> Task objective
Print the entries verbatim, leaving out the images they contain.
____ Records for this exercise
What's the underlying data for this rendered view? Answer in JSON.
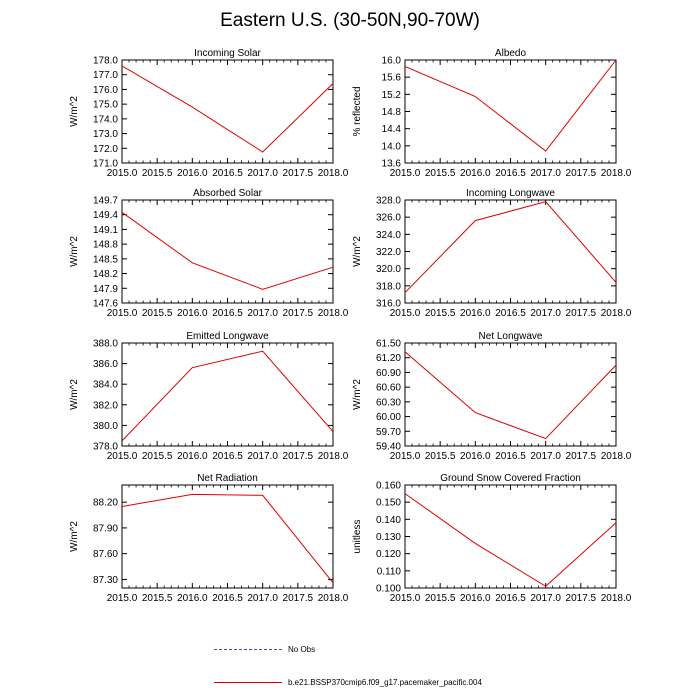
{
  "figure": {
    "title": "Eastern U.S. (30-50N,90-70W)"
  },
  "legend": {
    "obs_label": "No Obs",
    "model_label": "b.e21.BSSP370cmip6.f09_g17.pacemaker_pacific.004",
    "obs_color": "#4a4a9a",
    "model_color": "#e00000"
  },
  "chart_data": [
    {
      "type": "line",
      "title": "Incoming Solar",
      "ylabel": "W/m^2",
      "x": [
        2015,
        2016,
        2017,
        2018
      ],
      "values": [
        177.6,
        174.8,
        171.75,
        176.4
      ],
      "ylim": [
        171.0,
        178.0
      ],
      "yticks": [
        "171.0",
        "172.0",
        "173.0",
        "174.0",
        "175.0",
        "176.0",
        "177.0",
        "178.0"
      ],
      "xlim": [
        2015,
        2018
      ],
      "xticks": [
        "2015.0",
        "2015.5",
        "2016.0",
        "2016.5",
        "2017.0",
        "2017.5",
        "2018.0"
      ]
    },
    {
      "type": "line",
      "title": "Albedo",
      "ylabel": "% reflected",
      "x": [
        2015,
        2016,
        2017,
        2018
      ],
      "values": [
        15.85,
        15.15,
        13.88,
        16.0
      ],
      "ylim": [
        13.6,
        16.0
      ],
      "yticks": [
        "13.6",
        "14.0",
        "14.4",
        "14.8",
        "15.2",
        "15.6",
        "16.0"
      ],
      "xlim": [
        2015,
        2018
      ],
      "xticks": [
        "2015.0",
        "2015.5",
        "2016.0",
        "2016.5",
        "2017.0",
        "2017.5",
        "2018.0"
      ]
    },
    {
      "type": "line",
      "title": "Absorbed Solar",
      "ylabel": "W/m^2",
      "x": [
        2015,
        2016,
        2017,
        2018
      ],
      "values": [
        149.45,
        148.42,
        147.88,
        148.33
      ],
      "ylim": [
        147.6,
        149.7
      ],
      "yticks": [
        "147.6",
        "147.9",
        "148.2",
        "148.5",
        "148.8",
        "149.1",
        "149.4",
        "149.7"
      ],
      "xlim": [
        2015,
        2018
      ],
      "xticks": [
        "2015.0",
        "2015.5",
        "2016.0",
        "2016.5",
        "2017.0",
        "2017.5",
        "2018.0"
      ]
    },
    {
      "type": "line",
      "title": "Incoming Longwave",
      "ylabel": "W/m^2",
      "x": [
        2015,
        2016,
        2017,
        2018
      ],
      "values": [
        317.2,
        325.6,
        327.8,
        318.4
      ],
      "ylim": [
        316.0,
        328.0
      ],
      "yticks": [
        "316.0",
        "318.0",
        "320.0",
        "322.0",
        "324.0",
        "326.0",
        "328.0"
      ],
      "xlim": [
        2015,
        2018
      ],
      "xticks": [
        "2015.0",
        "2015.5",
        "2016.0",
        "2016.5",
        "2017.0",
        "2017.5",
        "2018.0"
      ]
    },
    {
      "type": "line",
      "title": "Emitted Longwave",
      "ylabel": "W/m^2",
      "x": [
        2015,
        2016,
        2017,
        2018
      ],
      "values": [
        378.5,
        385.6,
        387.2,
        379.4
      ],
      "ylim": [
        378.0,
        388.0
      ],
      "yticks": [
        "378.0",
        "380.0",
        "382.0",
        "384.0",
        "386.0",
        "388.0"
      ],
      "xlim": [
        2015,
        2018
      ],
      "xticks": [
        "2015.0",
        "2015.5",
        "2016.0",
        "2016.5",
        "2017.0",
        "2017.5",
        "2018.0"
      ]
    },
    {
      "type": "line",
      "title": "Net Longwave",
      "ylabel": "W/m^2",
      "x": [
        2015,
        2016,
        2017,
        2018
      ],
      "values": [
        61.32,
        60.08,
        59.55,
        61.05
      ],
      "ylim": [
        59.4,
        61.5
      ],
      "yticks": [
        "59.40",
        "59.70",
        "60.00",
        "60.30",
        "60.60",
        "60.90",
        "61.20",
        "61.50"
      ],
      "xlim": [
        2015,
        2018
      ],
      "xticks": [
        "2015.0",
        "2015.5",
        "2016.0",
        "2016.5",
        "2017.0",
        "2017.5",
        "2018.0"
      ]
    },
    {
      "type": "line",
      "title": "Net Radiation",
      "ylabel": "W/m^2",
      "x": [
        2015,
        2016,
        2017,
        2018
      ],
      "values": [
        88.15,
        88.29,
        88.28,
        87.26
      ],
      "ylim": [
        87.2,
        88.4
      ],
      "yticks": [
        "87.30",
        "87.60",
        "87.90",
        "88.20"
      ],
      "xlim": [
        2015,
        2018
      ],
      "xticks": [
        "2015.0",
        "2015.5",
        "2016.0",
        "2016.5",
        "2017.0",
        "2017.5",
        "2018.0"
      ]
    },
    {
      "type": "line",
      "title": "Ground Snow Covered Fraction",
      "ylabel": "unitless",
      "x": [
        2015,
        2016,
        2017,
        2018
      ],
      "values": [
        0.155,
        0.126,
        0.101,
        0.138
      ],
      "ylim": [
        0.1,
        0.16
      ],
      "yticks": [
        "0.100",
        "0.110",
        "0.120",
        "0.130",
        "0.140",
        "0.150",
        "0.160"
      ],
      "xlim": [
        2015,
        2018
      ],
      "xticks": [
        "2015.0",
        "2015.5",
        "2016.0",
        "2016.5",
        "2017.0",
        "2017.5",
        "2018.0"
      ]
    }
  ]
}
________
> Solution
What's the underlying data for this rendered view? Answer in JSON.
{
  "figure": {
    "title": "Eastern U.S. (30-50N,90-70W)"
  },
  "legend": {
    "obs_label": "No Obs",
    "model_label": "b.e21.BSSP370cmip6.f09_g17.pacemaker_pacific.004",
    "obs_color": "#4a4a9a",
    "model_color": "#e00000"
  },
  "chart_data": [
    {
      "type": "line",
      "title": "Incoming Solar",
      "ylabel": "W/m^2",
      "x": [
        2015,
        2016,
        2017,
        2018
      ],
      "values": [
        177.6,
        174.8,
        171.75,
        176.4
      ],
      "ylim": [
        171.0,
        178.0
      ],
      "yticks": [
        "171.0",
        "172.0",
        "173.0",
        "174.0",
        "175.0",
        "176.0",
        "177.0",
        "178.0"
      ],
      "xlim": [
        2015,
        2018
      ],
      "xticks": [
        "2015.0",
        "2015.5",
        "2016.0",
        "2016.5",
        "2017.0",
        "2017.5",
        "2018.0"
      ]
    },
    {
      "type": "line",
      "title": "Albedo",
      "ylabel": "% reflected",
      "x": [
        2015,
        2016,
        2017,
        2018
      ],
      "values": [
        15.85,
        15.15,
        13.88,
        16.0
      ],
      "ylim": [
        13.6,
        16.0
      ],
      "yticks": [
        "13.6",
        "14.0",
        "14.4",
        "14.8",
        "15.2",
        "15.6",
        "16.0"
      ],
      "xlim": [
        2015,
        2018
      ],
      "xticks": [
        "2015.0",
        "2015.5",
        "2016.0",
        "2016.5",
        "2017.0",
        "2017.5",
        "2018.0"
      ]
    },
    {
      "type": "line",
      "title": "Absorbed Solar",
      "ylabel": "W/m^2",
      "x": [
        2015,
        2016,
        2017,
        2018
      ],
      "values": [
        149.45,
        148.42,
        147.88,
        148.33
      ],
      "ylim": [
        147.6,
        149.7
      ],
      "yticks": [
        "147.6",
        "147.9",
        "148.2",
        "148.5",
        "148.8",
        "149.1",
        "149.4",
        "149.7"
      ],
      "xlim": [
        2015,
        2018
      ],
      "xticks": [
        "2015.0",
        "2015.5",
        "2016.0",
        "2016.5",
        "2017.0",
        "2017.5",
        "2018.0"
      ]
    },
    {
      "type": "line",
      "title": "Incoming Longwave",
      "ylabel": "W/m^2",
      "x": [
        2015,
        2016,
        2017,
        2018
      ],
      "values": [
        317.2,
        325.6,
        327.8,
        318.4
      ],
      "ylim": [
        316.0,
        328.0
      ],
      "yticks": [
        "316.0",
        "318.0",
        "320.0",
        "322.0",
        "324.0",
        "326.0",
        "328.0"
      ],
      "xlim": [
        2015,
        2018
      ],
      "xticks": [
        "2015.0",
        "2015.5",
        "2016.0",
        "2016.5",
        "2017.0",
        "2017.5",
        "2018.0"
      ]
    },
    {
      "type": "line",
      "title": "Emitted Longwave",
      "ylabel": "W/m^2",
      "x": [
        2015,
        2016,
        2017,
        2018
      ],
      "values": [
        378.5,
        385.6,
        387.2,
        379.4
      ],
      "ylim": [
        378.0,
        388.0
      ],
      "yticks": [
        "378.0",
        "380.0",
        "382.0",
        "384.0",
        "386.0",
        "388.0"
      ],
      "xlim": [
        2015,
        2018
      ],
      "xticks": [
        "2015.0",
        "2015.5",
        "2016.0",
        "2016.5",
        "2017.0",
        "2017.5",
        "2018.0"
      ]
    },
    {
      "type": "line",
      "title": "Net Longwave",
      "ylabel": "W/m^2",
      "x": [
        2015,
        2016,
        2017,
        2018
      ],
      "values": [
        61.32,
        60.08,
        59.55,
        61.05
      ],
      "ylim": [
        59.4,
        61.5
      ],
      "yticks": [
        "59.40",
        "59.70",
        "60.00",
        "60.30",
        "60.60",
        "60.90",
        "61.20",
        "61.50"
      ],
      "xlim": [
        2015,
        2018
      ],
      "xticks": [
        "2015.0",
        "2015.5",
        "2016.0",
        "2016.5",
        "2017.0",
        "2017.5",
        "2018.0"
      ]
    },
    {
      "type": "line",
      "title": "Net Radiation",
      "ylabel": "W/m^2",
      "x": [
        2015,
        2016,
        2017,
        2018
      ],
      "values": [
        88.15,
        88.29,
        88.28,
        87.26
      ],
      "ylim": [
        87.2,
        88.4
      ],
      "yticks": [
        "87.30",
        "87.60",
        "87.90",
        "88.20"
      ],
      "xlim": [
        2015,
        2018
      ],
      "xticks": [
        "2015.0",
        "2015.5",
        "2016.0",
        "2016.5",
        "2017.0",
        "2017.5",
        "2018.0"
      ]
    },
    {
      "type": "line",
      "title": "Ground Snow Covered Fraction",
      "ylabel": "unitless",
      "x": [
        2015,
        2016,
        2017,
        2018
      ],
      "values": [
        0.155,
        0.126,
        0.101,
        0.138
      ],
      "ylim": [
        0.1,
        0.16
      ],
      "yticks": [
        "0.100",
        "0.110",
        "0.120",
        "0.130",
        "0.140",
        "0.150",
        "0.160"
      ],
      "xlim": [
        2015,
        2018
      ],
      "xticks": [
        "2015.0",
        "2015.5",
        "2016.0",
        "2016.5",
        "2017.0",
        "2017.5",
        "2018.0"
      ]
    }
  ]
}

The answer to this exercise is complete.